(Set exercise) Scan the records for the word "станции". Copy each line that includes it.

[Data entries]

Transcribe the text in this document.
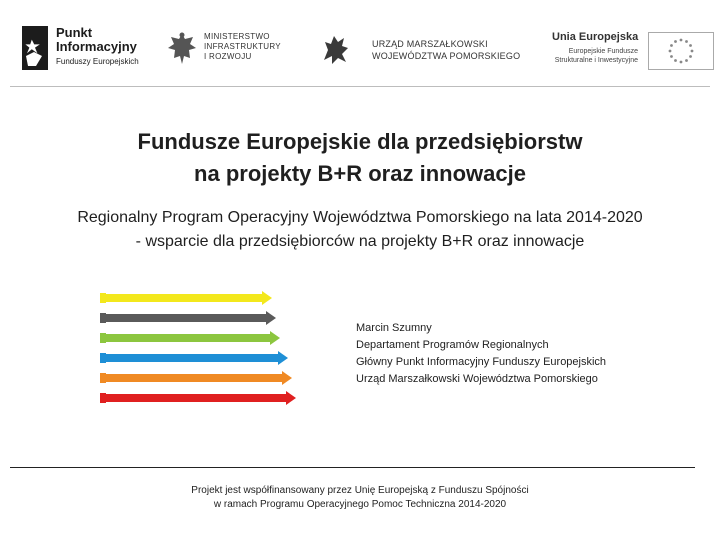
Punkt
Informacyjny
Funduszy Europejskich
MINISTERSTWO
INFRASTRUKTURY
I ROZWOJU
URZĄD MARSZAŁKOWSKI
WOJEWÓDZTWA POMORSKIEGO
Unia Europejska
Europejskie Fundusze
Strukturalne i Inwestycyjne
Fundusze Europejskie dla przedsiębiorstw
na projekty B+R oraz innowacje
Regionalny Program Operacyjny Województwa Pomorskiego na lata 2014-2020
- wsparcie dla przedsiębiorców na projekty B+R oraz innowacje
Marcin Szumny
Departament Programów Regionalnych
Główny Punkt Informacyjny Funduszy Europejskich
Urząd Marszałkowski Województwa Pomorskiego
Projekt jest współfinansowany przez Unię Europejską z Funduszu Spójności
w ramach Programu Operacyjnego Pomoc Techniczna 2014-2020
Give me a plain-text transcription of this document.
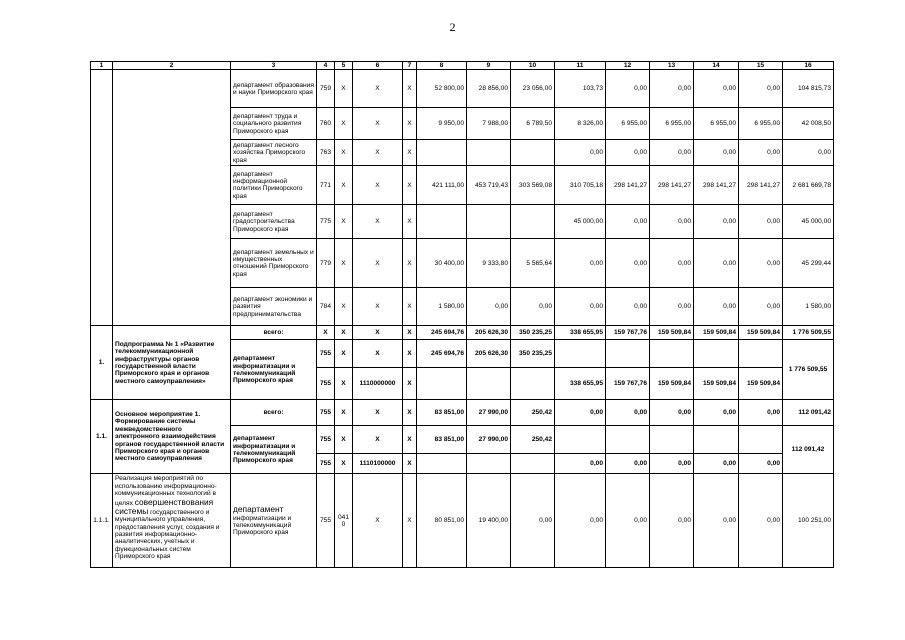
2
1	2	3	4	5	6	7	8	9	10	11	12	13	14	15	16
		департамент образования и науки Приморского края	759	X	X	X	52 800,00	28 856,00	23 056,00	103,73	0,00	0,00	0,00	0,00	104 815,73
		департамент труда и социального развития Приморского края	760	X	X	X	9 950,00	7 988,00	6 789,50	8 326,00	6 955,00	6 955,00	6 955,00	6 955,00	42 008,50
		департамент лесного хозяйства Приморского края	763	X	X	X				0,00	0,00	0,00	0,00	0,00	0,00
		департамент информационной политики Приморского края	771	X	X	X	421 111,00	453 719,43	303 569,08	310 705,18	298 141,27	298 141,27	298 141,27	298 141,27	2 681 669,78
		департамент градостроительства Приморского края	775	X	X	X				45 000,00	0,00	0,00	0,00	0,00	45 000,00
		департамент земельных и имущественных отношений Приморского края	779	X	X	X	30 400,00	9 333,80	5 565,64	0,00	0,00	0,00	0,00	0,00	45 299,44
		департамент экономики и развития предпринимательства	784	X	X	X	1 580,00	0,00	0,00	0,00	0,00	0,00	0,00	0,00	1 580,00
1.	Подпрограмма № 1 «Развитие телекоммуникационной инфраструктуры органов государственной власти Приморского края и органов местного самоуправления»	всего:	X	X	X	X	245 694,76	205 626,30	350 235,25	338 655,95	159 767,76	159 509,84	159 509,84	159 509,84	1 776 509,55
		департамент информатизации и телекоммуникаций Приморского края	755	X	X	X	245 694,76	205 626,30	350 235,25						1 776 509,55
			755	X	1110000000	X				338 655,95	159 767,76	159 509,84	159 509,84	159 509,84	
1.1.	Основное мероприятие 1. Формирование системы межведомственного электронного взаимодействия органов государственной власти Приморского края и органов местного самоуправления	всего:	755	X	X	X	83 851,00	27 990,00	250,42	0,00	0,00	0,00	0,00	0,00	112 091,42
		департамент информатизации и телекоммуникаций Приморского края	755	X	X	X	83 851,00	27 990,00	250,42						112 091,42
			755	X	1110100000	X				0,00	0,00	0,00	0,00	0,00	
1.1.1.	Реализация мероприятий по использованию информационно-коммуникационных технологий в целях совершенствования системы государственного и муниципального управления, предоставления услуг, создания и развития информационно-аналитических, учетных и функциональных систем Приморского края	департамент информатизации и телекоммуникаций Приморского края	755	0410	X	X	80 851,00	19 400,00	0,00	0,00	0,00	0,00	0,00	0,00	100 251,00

...

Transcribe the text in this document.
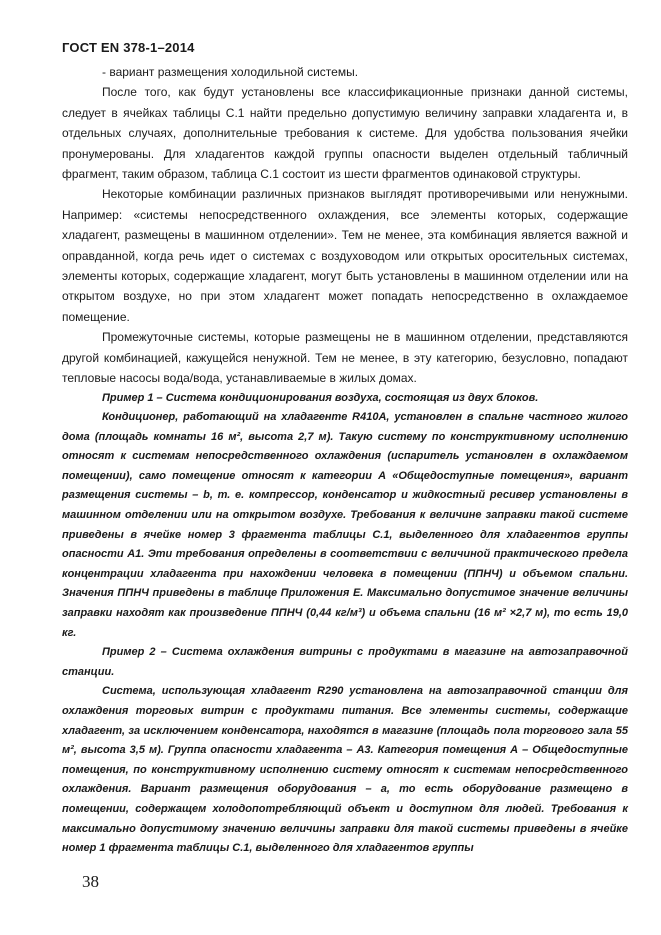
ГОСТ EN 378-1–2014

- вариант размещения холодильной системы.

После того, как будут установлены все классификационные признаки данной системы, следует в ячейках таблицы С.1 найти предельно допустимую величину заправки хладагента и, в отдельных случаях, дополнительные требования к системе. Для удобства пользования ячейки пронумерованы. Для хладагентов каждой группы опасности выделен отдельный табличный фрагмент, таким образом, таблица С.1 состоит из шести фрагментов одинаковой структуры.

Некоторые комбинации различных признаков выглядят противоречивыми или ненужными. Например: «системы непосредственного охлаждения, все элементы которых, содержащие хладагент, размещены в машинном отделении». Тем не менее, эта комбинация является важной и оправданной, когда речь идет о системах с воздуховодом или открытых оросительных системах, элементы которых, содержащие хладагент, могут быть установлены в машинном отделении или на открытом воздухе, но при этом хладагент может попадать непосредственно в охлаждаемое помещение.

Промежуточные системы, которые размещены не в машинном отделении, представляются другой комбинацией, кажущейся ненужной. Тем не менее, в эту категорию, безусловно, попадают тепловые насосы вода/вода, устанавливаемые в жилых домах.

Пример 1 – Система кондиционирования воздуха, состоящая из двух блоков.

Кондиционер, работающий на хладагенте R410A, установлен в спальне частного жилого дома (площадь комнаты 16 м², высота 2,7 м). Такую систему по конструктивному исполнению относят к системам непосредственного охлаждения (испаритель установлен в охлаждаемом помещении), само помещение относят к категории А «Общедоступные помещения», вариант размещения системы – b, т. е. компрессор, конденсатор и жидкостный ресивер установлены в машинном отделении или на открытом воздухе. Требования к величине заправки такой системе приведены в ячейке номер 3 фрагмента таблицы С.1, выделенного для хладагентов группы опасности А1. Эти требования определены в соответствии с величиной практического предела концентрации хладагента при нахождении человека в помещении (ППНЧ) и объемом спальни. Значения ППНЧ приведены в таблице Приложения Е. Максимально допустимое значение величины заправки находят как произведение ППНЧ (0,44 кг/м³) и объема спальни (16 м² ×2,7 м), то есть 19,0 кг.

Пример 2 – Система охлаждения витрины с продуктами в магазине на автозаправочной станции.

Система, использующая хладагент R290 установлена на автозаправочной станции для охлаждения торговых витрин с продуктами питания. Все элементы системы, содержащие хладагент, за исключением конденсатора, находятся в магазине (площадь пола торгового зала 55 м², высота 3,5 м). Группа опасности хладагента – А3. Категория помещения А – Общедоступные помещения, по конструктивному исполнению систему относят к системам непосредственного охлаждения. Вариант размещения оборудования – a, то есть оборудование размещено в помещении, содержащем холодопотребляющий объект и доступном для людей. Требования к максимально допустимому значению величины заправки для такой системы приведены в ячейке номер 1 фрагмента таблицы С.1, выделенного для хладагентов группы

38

(Output for this exercise)
Пример 2 – Система охлаждения витрины с продуктами в магазине на автозаправочной станции.
Система, использующая хладагент R290 установлена на автозаправочной станции для охлаждения торговых витрин с продуктами питания. Все элементы системы, содержащие хладагент, за исключением конденсатора, находятся в магазине (площадь пола торгового зала 55 м², высота 3,5 м). Группа опасности хладагента – А3. Категория помещения А – Общедоступные помещения, по конструктивному исполнению систему относят к системам непосредственного охлаждения. Вариант размещения оборудования – a, то есть оборудование размещено в помещении, содержащем холодопотребляющий объект и доступном для людей. Требования к максимально допустимому значению величины заправки для такой системы приведены в ячейке номер 1 фрагмента таблицы С.1, выделенного для хладагентов группы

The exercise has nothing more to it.